Written task | Wherever the string "Beseda" shows up in a line, count that line. Give the total alone.

Data supplied |
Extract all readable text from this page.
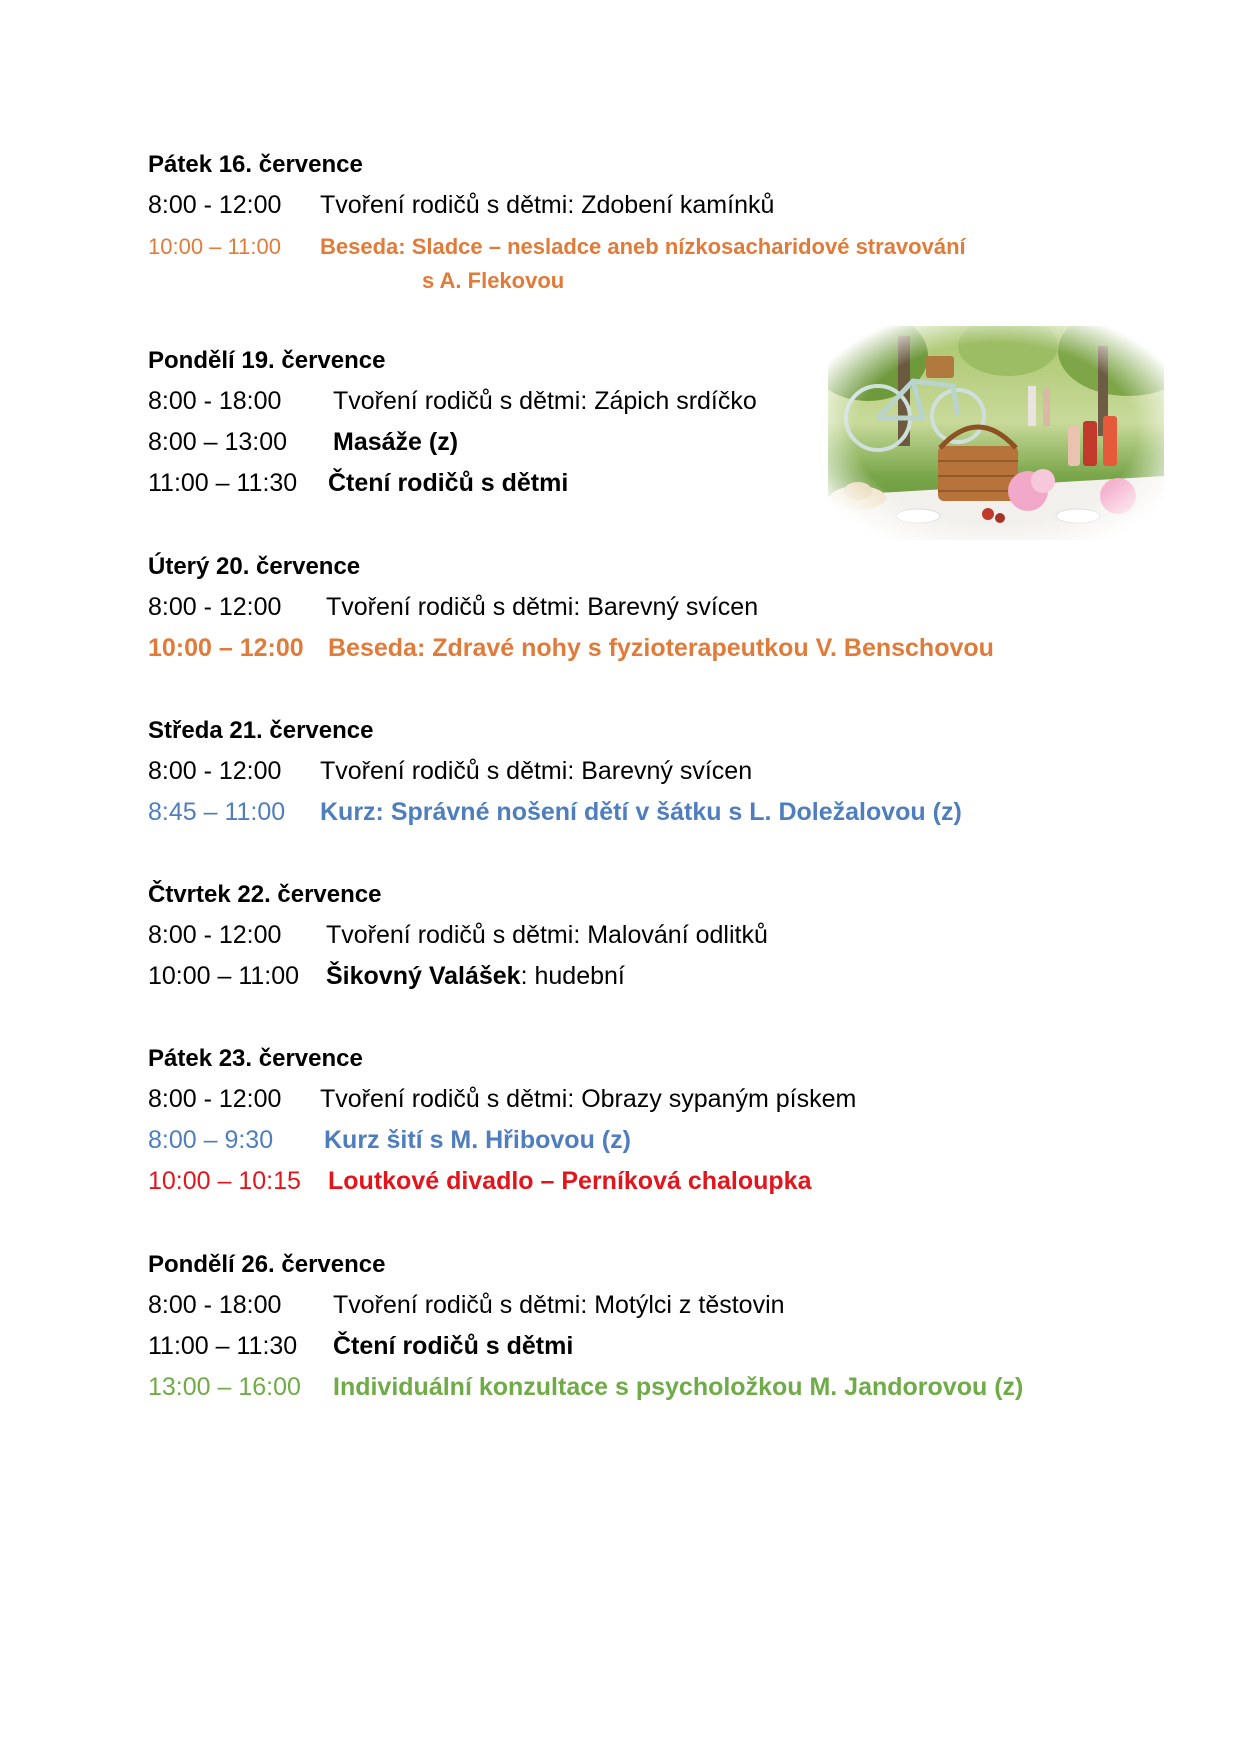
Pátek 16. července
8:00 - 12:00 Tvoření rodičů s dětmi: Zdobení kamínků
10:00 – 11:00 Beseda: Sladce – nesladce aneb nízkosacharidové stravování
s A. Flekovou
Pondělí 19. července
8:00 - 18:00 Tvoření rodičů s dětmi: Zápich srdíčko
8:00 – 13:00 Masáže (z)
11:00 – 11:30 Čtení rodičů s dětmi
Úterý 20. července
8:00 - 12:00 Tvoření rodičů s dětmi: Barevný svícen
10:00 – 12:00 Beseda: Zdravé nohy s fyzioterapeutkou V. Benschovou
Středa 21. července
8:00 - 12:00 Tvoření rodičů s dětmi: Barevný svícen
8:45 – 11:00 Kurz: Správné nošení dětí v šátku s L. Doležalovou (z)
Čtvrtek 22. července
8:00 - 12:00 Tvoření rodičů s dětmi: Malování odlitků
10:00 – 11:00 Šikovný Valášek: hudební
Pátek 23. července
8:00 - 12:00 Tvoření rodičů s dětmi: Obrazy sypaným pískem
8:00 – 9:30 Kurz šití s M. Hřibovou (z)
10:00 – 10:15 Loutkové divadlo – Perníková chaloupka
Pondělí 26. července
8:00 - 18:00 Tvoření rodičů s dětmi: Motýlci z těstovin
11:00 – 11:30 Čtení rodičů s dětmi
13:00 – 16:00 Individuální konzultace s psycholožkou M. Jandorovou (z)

Correct answer | 2